Copy out each line that mentions the word "Stepówki".

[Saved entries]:
========

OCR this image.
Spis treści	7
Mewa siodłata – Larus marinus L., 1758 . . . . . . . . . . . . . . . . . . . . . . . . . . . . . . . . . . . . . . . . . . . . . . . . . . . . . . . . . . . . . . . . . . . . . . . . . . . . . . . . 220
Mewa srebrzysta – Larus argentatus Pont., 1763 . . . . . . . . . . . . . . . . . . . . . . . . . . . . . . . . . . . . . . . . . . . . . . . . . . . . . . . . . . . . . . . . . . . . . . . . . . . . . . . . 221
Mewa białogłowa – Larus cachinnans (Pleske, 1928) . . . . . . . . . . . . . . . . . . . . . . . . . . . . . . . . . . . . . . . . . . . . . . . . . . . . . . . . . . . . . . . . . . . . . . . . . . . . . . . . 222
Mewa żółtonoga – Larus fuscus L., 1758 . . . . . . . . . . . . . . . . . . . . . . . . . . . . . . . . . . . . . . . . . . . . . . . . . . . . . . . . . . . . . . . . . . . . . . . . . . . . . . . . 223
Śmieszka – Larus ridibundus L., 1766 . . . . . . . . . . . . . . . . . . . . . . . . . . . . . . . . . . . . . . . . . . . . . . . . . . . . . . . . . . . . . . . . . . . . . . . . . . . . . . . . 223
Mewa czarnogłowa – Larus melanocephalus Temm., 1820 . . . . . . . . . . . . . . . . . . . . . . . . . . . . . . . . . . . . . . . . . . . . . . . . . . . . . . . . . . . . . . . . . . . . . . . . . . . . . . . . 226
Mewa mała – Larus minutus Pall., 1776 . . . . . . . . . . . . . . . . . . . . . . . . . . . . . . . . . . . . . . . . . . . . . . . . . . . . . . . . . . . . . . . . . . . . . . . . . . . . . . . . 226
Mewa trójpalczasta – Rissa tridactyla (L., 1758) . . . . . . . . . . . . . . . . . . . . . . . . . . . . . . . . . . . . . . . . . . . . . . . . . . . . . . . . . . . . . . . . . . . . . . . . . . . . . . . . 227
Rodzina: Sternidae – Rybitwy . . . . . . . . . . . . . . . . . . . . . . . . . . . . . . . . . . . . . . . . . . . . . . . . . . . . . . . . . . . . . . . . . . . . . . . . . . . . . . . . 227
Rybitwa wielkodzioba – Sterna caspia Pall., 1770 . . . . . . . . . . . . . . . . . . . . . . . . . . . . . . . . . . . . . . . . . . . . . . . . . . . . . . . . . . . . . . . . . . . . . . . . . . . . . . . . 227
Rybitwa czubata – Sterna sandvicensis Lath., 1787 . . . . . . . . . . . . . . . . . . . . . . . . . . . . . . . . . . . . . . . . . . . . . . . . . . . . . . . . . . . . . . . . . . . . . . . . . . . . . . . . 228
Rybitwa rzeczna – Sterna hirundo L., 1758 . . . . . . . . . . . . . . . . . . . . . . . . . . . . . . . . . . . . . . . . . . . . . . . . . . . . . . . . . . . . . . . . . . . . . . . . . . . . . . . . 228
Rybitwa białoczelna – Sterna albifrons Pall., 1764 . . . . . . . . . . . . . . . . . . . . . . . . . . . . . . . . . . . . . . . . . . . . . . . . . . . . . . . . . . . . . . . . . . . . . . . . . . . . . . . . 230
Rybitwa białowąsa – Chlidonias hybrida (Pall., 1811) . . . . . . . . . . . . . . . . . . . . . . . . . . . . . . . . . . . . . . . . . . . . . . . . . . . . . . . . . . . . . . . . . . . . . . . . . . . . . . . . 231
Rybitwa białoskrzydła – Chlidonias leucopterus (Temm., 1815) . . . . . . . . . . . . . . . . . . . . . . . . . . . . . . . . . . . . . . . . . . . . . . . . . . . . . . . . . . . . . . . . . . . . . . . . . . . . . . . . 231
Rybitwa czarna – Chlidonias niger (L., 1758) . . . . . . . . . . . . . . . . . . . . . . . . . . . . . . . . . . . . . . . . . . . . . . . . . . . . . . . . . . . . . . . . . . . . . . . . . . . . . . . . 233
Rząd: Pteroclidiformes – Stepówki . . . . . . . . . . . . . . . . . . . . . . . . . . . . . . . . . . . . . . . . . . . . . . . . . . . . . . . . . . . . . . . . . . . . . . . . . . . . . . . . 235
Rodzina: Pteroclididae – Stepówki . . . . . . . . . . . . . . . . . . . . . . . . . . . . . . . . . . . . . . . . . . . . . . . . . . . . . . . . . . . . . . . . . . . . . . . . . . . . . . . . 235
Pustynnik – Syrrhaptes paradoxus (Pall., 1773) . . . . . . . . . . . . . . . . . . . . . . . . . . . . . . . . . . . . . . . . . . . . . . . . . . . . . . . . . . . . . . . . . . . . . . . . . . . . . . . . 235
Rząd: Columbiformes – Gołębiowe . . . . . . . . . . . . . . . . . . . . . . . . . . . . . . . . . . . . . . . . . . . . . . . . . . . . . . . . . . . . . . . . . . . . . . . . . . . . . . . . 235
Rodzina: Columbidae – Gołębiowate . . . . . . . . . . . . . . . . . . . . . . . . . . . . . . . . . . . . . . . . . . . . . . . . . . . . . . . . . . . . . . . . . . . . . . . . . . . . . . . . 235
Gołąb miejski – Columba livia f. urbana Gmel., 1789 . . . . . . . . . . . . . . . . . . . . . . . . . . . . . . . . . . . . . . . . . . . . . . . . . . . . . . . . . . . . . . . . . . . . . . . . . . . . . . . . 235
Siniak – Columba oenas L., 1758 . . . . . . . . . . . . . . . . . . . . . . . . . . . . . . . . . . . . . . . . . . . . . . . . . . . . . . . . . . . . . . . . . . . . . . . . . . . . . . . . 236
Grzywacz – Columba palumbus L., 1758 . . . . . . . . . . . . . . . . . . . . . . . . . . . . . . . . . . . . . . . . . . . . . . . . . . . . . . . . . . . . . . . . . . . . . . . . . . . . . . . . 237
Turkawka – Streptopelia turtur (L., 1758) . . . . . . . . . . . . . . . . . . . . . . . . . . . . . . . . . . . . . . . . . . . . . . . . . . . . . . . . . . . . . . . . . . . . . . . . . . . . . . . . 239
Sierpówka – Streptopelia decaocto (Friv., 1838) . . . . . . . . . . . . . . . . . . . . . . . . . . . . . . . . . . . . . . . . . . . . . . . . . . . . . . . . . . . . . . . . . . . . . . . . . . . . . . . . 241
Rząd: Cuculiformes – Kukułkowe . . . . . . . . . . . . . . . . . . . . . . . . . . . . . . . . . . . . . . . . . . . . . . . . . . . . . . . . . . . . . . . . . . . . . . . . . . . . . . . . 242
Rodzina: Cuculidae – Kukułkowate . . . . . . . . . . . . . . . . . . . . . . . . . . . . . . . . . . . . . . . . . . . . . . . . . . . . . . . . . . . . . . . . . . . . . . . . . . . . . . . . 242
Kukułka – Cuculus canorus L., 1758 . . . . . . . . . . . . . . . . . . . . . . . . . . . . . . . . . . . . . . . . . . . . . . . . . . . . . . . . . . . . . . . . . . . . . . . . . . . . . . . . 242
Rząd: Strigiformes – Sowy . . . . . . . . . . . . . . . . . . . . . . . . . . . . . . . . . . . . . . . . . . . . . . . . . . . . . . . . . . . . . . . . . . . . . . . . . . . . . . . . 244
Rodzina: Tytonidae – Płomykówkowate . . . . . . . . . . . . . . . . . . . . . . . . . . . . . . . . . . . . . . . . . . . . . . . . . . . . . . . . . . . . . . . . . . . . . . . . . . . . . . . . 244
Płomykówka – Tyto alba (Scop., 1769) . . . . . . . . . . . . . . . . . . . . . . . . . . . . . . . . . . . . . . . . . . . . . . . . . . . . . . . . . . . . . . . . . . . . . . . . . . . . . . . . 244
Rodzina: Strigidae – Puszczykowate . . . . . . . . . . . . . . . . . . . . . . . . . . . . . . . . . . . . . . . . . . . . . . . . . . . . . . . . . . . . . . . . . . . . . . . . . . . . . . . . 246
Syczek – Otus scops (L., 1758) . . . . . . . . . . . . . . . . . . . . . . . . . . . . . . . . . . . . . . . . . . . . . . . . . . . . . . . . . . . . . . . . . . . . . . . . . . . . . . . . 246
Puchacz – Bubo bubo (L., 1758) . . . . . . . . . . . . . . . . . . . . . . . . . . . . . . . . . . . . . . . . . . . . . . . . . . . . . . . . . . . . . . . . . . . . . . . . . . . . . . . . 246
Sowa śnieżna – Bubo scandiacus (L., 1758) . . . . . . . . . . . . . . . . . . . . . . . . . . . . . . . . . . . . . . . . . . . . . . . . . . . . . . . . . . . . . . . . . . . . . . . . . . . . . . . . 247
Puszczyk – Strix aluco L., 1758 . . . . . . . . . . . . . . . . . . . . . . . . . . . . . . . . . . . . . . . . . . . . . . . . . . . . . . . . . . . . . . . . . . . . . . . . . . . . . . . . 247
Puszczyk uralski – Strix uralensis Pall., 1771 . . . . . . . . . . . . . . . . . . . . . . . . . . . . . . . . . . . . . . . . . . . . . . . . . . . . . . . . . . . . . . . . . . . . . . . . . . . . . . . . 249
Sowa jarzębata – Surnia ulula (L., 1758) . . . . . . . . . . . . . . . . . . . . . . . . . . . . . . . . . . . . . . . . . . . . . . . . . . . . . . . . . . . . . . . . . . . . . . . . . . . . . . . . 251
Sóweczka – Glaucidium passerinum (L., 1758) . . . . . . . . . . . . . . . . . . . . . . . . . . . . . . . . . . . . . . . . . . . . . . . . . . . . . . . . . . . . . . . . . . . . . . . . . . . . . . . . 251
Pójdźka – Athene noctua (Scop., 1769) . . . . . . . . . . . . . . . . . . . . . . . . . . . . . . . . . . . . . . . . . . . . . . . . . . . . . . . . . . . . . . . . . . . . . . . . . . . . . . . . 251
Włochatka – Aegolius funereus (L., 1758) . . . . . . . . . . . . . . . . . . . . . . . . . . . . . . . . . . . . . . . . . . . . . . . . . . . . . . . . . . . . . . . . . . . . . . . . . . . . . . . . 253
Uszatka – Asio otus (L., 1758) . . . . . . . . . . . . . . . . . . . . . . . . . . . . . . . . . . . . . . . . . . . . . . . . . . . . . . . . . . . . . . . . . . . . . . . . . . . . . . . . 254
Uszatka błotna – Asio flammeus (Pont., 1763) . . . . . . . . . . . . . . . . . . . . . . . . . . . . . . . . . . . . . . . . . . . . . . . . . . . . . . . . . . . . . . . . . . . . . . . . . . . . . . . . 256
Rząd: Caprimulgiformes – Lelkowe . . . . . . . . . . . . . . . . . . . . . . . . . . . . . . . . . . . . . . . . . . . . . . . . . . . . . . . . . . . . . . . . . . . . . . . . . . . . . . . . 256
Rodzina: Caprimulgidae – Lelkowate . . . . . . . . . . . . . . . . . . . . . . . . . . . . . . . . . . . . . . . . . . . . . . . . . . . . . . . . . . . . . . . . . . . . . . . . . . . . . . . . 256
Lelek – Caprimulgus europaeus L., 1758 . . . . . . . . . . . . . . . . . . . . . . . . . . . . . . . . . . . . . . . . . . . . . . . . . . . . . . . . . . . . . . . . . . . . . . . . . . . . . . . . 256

========

[Finished exercise]:
Rząd: Pteroclidiformes – Stepówki . . . . . . . . . . . . . . . . . . . . . . . . . . . . . . . . . . . . . . . . . . . . . . . . . . . . . . . . . . . . . . . . . . . . . . . . . . . . . . . . 235
Rodzina: Pteroclididae – Stepówki . . . . . . . . . . . . . . . . . . . . . . . . . . . . . . . . . . . . . . . . . . . . . . . . . . . . . . . . . . . . . . . . . . . . . . . . . . . . . . . . 235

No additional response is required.